▶ **Recorded information**:
--

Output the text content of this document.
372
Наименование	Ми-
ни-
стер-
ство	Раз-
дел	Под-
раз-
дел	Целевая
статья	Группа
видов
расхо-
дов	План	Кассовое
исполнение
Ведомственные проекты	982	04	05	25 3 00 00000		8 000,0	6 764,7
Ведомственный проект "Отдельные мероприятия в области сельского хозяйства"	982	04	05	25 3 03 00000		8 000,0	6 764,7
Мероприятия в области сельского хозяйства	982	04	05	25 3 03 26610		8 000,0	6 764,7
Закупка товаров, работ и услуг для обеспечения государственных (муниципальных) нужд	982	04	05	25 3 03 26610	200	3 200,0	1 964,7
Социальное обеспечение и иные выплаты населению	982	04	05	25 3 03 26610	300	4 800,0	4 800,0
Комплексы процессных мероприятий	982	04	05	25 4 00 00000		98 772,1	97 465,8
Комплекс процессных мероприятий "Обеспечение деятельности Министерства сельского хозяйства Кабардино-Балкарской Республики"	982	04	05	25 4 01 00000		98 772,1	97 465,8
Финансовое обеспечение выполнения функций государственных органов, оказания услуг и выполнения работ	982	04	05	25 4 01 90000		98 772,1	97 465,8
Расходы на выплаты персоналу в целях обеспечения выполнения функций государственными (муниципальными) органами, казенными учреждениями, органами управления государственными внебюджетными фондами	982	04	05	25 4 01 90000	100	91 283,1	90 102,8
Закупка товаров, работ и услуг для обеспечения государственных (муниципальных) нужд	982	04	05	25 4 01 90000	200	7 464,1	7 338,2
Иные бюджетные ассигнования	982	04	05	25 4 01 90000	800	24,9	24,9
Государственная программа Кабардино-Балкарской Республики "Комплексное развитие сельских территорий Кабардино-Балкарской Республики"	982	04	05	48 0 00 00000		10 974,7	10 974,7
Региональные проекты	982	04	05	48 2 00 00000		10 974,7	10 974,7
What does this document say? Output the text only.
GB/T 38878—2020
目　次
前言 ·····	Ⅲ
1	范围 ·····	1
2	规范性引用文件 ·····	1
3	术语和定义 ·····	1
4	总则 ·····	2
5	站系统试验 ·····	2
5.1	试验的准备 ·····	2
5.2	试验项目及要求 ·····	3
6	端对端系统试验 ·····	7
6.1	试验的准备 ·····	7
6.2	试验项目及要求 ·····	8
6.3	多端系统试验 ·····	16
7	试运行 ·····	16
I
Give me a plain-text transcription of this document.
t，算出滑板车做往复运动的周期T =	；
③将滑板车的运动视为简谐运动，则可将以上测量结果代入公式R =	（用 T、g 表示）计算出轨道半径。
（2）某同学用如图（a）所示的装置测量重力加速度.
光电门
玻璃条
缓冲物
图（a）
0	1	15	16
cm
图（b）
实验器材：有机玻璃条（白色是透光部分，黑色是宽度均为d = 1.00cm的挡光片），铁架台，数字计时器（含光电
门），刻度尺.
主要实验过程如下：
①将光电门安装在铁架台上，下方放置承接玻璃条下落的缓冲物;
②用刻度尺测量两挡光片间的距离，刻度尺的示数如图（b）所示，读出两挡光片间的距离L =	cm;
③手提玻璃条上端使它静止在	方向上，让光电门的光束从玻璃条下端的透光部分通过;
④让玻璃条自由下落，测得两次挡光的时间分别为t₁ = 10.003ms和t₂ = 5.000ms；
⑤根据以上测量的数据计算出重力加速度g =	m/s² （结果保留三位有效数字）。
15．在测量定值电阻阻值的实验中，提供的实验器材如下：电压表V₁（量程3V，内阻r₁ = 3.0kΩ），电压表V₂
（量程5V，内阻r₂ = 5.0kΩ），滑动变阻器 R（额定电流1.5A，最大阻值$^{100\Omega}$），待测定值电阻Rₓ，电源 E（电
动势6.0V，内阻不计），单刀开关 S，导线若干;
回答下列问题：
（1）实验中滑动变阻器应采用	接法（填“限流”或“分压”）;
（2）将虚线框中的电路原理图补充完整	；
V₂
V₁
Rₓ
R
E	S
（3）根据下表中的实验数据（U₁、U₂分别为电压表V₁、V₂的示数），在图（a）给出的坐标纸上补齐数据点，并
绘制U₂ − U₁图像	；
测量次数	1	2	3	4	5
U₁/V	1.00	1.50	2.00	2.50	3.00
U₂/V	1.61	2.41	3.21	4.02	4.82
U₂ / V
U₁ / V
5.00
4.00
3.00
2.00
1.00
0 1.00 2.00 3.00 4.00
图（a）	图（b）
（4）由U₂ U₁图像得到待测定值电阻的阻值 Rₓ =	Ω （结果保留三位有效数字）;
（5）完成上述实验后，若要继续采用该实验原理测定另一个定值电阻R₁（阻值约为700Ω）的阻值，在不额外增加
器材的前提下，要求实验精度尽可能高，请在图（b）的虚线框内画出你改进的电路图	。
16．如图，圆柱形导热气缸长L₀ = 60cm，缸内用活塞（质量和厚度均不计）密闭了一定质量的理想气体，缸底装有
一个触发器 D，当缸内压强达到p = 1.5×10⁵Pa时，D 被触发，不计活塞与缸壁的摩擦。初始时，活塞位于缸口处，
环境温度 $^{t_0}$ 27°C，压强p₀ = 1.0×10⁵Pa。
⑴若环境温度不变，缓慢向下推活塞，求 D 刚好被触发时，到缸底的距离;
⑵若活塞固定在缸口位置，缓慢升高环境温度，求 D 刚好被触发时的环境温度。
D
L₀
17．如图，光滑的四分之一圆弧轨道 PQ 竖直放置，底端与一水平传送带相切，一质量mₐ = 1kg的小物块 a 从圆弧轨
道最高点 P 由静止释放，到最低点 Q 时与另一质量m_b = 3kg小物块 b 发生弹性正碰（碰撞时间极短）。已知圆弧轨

--

▶ **The exercise**:
Restate word for word the lines from the one holding "What does this" to the end of the listing, both ends included, and nothing more.

▶ **Problem solution**:
What does this document say? Output the text only.
GB/T 38878—2020
目　次
前言 ·····	Ⅲ
1	范围 ·····	1
2	规范性引用文件 ·····	1
3	术语和定义 ·····	1
4	总则 ·····	2
5	站系统试验 ·····	2
5.1	试验的准备 ·····	2
5.2	试验项目及要求 ·····	3
6	端对端系统试验 ·····	7
6.1	试验的准备 ·····	7
6.2	试验项目及要求 ·····	8
6.3	多端系统试验 ·····	16
7	试运行 ·····	16
I
Give me a plain-text transcription of this document.
t，算出滑板车做往复运动的周期T =	；
③将滑板车的运动视为简谐运动，则可将以上测量结果代入公式R =	（用 T、g 表示）计算出轨道半径。
（2）某同学用如图（a）所示的装置测量重力加速度.
光电门
玻璃条
缓冲物
图（a）
0	1	15	16
cm
图（b）
实验器材：有机玻璃条（白色是透光部分，黑色是宽度均为d = 1.00cm的挡光片），铁架台，数字计时器（含光电
门），刻度尺.
主要实验过程如下：
①将光电门安装在铁架台上，下方放置承接玻璃条下落的缓冲物;
②用刻度尺测量两挡光片间的距离，刻度尺的示数如图（b）所示，读出两挡光片间的距离L =	cm;
③手提玻璃条上端使它静止在	方向上，让光电门的光束从玻璃条下端的透光部分通过;
④让玻璃条自由下落，测得两次挡光的时间分别为t₁ = 10.003ms和t₂ = 5.000ms；
⑤根据以上测量的数据计算出重力加速度g =	m/s² （结果保留三位有效数字）。
15．在测量定值电阻阻值的实验中，提供的实验器材如下：电压表V₁（量程3V，内阻r₁ = 3.0kΩ），电压表V₂
（量程5V，内阻r₂ = 5.0kΩ），滑动变阻器 R（额定电流1.5A，最大阻值$^{100\Omega}$），待测定值电阻Rₓ，电源 E（电
动势6.0V，内阻不计），单刀开关 S，导线若干;
回答下列问题：
（1）实验中滑动变阻器应采用	接法（填“限流”或“分压”）;
（2）将虚线框中的电路原理图补充完整	；
V₂
V₁
Rₓ
R
E	S
（3）根据下表中的实验数据（U₁、U₂分别为电压表V₁、V₂的示数），在图（a）给出的坐标纸上补齐数据点，并
绘制U₂ − U₁图像	；
测量次数	1	2	3	4	5
U₁/V	1.00	1.50	2.00	2.50	3.00
U₂/V	1.61	2.41	3.21	4.02	4.82
U₂ / V
U₁ / V
5.00
4.00
3.00
2.00
1.00
0 1.00 2.00 3.00 4.00
图（a）	图（b）
（4）由U₂ U₁图像得到待测定值电阻的阻值 Rₓ =	Ω （结果保留三位有效数字）;
（5）完成上述实验后，若要继续采用该实验原理测定另一个定值电阻R₁（阻值约为700Ω）的阻值，在不额外增加
器材的前提下，要求实验精度尽可能高，请在图（b）的虚线框内画出你改进的电路图	。
16．如图，圆柱形导热气缸长L₀ = 60cm，缸内用活塞（质量和厚度均不计）密闭了一定质量的理想气体，缸底装有
一个触发器 D，当缸内压强达到p = 1.5×10⁵Pa时，D 被触发，不计活塞与缸壁的摩擦。初始时，活塞位于缸口处，
环境温度 $^{t_0}$ 27°C，压强p₀ = 1.0×10⁵Pa。
⑴若环境温度不变，缓慢向下推活塞，求 D 刚好被触发时，到缸底的距离;
⑵若活塞固定在缸口位置，缓慢升高环境温度，求 D 刚好被触发时的环境温度。
D
L₀
17．如图，光滑的四分之一圆弧轨道 PQ 竖直放置，底端与一水平传送带相切，一质量mₐ = 1kg的小物块 a 从圆弧轨
道最高点 P 由静止释放，到最低点 Q 时与另一质量m_b = 3kg小物块 b 发生弹性正碰（碰撞时间极短）。已知圆弧轨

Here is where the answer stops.